Dich und andere verstehen
Diesmal möchte ich gerne von einer bestimmten Beziehungserfahrung erzählen, die ich sehr hilfreich finde. Ich nenne sie einfach „in eine Beziehung eintauchen“ und sie funktioniert nicht nur mit Liebesbeziehungen, sondern mit allen Beziehungen.
Auf dem Weg zur Erleuchtung oder zu unserem wirklichen Selbst werden wir mit der Zeit immer sensibler. Besonders in Bezug auf andere Menschen geht es mir extrem so. Früher konnte ich ohne Probleme mit so vielen Leuten jede Menge Zeit verbringen, aber nach und nach wurde ich immer vorsichtiger bei der Auswahl der Menschen, mit denen ich mich umgeben möchte. Mir fällt sehr schnell alles Mögliche an ihnen auf, womit ich mich unwohl fühle. Eine Zeit lang hat mich das verunsichert: Oje, ich bin so kompliziert und überempfindlich. Aber nach einer Weile ergab doch wieder alles auf eine fast magische Art Sinn.
Es sind immer wieder neue Menschen in mein Leben gekommen und auf viele von ihnen habe ich früher oder später mit unguten Gefühlen reagiert. Aber wenn ich zurückblicke, was diese Menschen bei mir ans Licht gebracht haben, dann erscheinen mir auch diese unangenehmen Begegnungen alle wie himmlische Geschenke. Durch sie war ich gezwungen, mir immer noch mehr und noch mehr über mich selbst bewusst zu werden. Vorübergehend war das zwar unangenehm, aber im Vergleich zu der Klarheit, die diese Begegnungen am Ende bei mir hervorgebracht haben, war dieses Unwohlsein bedeutungslos. Von so einer Begegnung möchte ich dir jetzt erzählen und davon, wie ich das Geschenk darin sozusagen ernten konnte.

Bereitgestellte Daten

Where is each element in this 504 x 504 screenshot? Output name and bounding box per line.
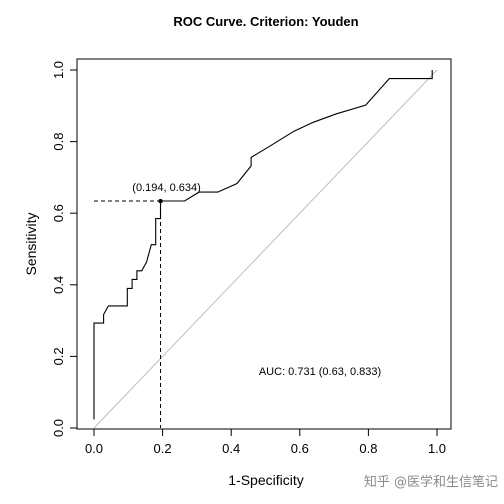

Was zu tun ist
a) Warum erscheinen im Text über das Verstehen von sich und anderen die unangenehmen Begegnungen im Rückblick wie „himmlische Geschenke“? Erkläre es in ein bis drei Sätzen.
b) Führe den Text über das Eintauchen in Beziehungen nach seinem letzten Satz weiter.

Antworten je Aufgabe
a) Durch diese Begegnungen musste sich die schreibende Person immer mehr über sich selbst bewusst werden. Das Unwohlsein war nur vorübergehend und im Vergleich zu der Klarheit, die die Begegnungen am Ende brachten, bedeutungslos.

b)
Vorweg: Es geht nicht darum, dass du jede Beziehung auf diese Art nutzt, jedenfalls nicht sofort. Denn sowas kann man nicht erzwingen, sondern ich erlebe es so: Es gab immer wieder Begegnungen oder Beziehungen in meinem Leben, die irgendwann anfingen, an mir zu nagen. Meine Aufmerksamkeit wurde dann immer wieder zu so einem Menschen hingezogen und es hätte mich Kraft gekostet, diese Gedanken zu verdrängen oder mich davon abzulenken – solche Situationen meine ich hier. Sie melden sich von allein, ohne dass du danach suchst. Im Gegenteil: Du glaubst vielleicht, dass du dich eigentlich mit was ganz anderem beschäftigen willst oder solltest, aber dann kommt dir die ganze Zeit ein bestimmter Mensch in den Sinn und lässt dich nicht in Ruhe. In so eine Beziehung empfehle ich dir, ganz tief einzutauchen und ich beschreibe dir, wie es aussieht, wenn ich das mache.
Manchmal sind das Menschen, die ich gar nicht besonders gut kenne, so dass mein erster Gedanke dann ist: Was soll das? Dieser Mensch und ich – wir haben doch fast überhaupt nichts miteinander zu tun und ich weiß kaum was über ihn. Warum geht er mir nicht aus dem Kopf? Einmal habe ich zum Beispiel Anne und Tanja, ein fröhliches Paar, kennengelernt. Wir alle drei mochten uns sofort, so dass ich mich am Anfang sehr über diesen neuen Kontakt gefreut habe. Aber nach ein paar Monaten fühlte sich irgendwas mit Tanja nicht mehr so gut für mich an und dieses ungute Gefühl beschäftigte mich immer mehr.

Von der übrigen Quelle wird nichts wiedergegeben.